_LISTED ENTRIES_:

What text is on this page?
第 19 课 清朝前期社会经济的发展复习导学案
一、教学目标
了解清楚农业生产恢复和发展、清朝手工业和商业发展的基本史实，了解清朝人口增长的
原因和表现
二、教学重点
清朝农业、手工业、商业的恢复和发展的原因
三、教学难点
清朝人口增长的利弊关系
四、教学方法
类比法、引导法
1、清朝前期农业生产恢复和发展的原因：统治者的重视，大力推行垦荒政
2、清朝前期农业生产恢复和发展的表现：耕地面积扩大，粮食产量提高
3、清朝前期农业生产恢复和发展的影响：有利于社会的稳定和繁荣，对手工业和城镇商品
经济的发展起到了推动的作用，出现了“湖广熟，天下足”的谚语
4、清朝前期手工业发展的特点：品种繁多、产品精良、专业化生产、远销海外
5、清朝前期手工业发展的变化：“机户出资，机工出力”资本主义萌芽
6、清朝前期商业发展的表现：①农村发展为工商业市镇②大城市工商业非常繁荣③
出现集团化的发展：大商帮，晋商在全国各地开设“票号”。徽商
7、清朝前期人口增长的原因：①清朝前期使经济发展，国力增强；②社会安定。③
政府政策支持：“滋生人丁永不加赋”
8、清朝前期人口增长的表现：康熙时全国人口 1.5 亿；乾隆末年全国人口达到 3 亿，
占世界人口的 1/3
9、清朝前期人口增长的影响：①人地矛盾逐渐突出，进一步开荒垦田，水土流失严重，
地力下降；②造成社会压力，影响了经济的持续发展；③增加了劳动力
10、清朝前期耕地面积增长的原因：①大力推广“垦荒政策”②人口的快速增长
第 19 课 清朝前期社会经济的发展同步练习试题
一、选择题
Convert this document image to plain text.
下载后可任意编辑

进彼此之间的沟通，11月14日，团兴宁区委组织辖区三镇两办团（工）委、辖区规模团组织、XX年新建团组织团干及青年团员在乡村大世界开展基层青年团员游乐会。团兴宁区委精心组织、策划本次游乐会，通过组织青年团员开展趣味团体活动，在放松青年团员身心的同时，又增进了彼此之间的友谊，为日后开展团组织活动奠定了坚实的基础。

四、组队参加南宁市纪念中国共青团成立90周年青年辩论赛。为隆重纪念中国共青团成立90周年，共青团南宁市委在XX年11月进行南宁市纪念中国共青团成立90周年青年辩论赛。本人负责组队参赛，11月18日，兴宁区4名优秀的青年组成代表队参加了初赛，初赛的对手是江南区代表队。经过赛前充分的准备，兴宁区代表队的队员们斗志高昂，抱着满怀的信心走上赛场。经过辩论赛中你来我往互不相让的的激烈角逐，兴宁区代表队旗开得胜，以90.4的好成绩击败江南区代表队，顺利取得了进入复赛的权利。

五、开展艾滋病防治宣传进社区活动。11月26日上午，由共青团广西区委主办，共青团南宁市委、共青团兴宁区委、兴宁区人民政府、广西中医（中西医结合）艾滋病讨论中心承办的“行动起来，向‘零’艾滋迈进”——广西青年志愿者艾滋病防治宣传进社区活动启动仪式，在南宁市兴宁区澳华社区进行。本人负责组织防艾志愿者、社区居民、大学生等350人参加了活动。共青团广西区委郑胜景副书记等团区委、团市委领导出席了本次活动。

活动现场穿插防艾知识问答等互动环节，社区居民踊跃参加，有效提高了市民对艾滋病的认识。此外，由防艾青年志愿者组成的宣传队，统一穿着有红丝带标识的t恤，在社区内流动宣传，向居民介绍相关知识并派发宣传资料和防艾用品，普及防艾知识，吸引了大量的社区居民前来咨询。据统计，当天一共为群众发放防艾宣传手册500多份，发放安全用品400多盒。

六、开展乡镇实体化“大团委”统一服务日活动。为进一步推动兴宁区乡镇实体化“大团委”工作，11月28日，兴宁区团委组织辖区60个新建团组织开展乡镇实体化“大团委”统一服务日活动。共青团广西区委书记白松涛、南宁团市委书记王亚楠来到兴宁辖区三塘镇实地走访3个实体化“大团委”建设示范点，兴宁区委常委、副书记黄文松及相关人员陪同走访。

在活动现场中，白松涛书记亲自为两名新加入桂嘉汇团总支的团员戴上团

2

_STATED EXERCISE_:
Beginning at the line containing "Convert this document image to plain text.", repeat each line exactly through the last line of the entries, and include no other lines.

_ANSWER TO THIS PROBLEM_:
Convert this document image to plain text.
下载后可任意编辑

进彼此之间的沟通，11月14日，团兴宁区委组织辖区三镇两办团（工）委、辖区规模团组织、XX年新建团组织团干及青年团员在乡村大世界开展基层青年团员游乐会。团兴宁区委精心组织、策划本次游乐会，通过组织青年团员开展趣味团体活动，在放松青年团员身心的同时，又增进了彼此之间的友谊，为日后开展团组织活动奠定了坚实的基础。

四、组队参加南宁市纪念中国共青团成立90周年青年辩论赛。为隆重纪念中国共青团成立90周年，共青团南宁市委在XX年11月进行南宁市纪念中国共青团成立90周年青年辩论赛。本人负责组队参赛，11月18日，兴宁区4名优秀的青年组成代表队参加了初赛，初赛的对手是江南区代表队。经过赛前充分的准备，兴宁区代表队的队员们斗志高昂，抱着满怀的信心走上赛场。经过辩论赛中你来我往互不相让的的激烈角逐，兴宁区代表队旗开得胜，以90.4的好成绩击败江南区代表队，顺利取得了进入复赛的权利。

五、开展艾滋病防治宣传进社区活动。11月26日上午，由共青团广西区委主办，共青团南宁市委、共青团兴宁区委、兴宁区人民政府、广西中医（中西医结合）艾滋病讨论中心承办的“行动起来，向‘零’艾滋迈进”——广西青年志愿者艾滋病防治宣传进社区活动启动仪式，在南宁市兴宁区澳华社区进行。本人负责组织防艾志愿者、社区居民、大学生等350人参加了活动。共青团广西区委郑胜景副书记等团区委、团市委领导出席了本次活动。

活动现场穿插防艾知识问答等互动环节，社区居民踊跃参加，有效提高了市民对艾滋病的认识。此外，由防艾青年志愿者组成的宣传队，统一穿着有红丝带标识的t恤，在社区内流动宣传，向居民介绍相关知识并派发宣传资料和防艾用品，普及防艾知识，吸引了大量的社区居民前来咨询。据统计，当天一共为群众发放防艾宣传手册500多份，发放安全用品400多盒。

六、开展乡镇实体化“大团委”统一服务日活动。为进一步推动兴宁区乡镇实体化“大团委”工作，11月28日，兴宁区团委组织辖区60个新建团组织开展乡镇实体化“大团委”统一服务日活动。共青团广西区委书记白松涛、南宁团市委书记王亚楠来到兴宁辖区三塘镇实地走访3个实体化“大团委”建设示范点，兴宁区委常委、副书记黄文松及相关人员陪同走访。

在活动现场中，白松涛书记亲自为两名新加入桂嘉汇团总支的团员戴上团

2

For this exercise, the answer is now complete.